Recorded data
==============================

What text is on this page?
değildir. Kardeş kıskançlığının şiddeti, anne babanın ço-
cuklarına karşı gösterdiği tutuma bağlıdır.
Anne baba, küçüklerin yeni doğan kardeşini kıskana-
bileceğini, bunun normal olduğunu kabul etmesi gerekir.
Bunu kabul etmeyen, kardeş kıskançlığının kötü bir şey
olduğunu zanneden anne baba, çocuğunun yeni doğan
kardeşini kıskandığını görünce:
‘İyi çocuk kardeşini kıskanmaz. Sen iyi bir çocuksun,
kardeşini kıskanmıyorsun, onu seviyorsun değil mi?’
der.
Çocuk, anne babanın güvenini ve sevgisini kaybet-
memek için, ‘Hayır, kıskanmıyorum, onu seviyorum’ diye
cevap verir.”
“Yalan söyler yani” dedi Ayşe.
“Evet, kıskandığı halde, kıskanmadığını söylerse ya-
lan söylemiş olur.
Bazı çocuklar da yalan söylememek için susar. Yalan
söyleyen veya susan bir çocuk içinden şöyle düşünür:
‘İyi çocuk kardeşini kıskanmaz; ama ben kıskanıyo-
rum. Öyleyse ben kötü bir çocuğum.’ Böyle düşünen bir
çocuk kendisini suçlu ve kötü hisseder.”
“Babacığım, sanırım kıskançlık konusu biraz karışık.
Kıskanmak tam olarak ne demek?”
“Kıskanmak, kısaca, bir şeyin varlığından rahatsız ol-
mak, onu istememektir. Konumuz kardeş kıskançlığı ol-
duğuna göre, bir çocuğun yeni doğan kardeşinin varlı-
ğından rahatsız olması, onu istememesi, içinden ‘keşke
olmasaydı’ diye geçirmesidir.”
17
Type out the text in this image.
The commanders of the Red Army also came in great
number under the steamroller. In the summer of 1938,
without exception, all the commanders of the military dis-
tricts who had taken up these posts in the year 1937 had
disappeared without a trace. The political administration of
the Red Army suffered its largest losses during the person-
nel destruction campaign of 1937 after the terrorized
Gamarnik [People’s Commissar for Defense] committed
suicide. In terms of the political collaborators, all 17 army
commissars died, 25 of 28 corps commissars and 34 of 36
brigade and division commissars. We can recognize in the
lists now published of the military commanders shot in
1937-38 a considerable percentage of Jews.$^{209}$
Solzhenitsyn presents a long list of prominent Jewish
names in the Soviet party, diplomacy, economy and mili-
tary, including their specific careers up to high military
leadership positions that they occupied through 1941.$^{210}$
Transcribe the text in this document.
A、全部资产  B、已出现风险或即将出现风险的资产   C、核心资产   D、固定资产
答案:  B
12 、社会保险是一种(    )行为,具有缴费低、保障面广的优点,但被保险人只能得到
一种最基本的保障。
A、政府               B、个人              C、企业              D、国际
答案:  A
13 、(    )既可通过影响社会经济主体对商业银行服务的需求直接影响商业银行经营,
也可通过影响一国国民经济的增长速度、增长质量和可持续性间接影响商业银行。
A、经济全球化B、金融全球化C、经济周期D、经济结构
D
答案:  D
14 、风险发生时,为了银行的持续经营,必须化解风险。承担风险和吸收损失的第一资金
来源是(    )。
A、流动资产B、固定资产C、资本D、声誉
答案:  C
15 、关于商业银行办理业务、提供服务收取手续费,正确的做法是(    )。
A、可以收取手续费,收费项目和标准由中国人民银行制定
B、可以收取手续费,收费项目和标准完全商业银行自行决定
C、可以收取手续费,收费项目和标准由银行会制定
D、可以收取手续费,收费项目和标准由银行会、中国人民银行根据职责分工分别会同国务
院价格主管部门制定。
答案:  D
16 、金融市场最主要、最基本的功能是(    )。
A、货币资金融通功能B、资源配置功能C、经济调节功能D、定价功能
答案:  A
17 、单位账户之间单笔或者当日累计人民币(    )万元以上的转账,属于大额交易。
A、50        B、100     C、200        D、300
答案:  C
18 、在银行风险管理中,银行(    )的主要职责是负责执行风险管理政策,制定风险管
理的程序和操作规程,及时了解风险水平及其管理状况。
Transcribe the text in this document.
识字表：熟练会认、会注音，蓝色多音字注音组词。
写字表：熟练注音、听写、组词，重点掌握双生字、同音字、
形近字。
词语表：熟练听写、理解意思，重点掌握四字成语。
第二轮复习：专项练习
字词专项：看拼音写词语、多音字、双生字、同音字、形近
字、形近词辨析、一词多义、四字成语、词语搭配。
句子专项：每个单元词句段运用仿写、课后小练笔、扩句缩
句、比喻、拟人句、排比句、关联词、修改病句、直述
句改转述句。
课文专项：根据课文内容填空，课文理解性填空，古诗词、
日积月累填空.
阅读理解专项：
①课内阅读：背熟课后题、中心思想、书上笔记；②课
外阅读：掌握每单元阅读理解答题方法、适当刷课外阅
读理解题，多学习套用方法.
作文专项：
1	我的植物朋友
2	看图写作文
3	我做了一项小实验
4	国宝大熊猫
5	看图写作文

==============================

#### [Description of the task]
Pick out and copy the lines of the entries that hold the string "military".

#### [Task solution]
without exception, all the commanders of the military dis-
lists now published of the military commanders shot in
tary, including their specific careers up to high military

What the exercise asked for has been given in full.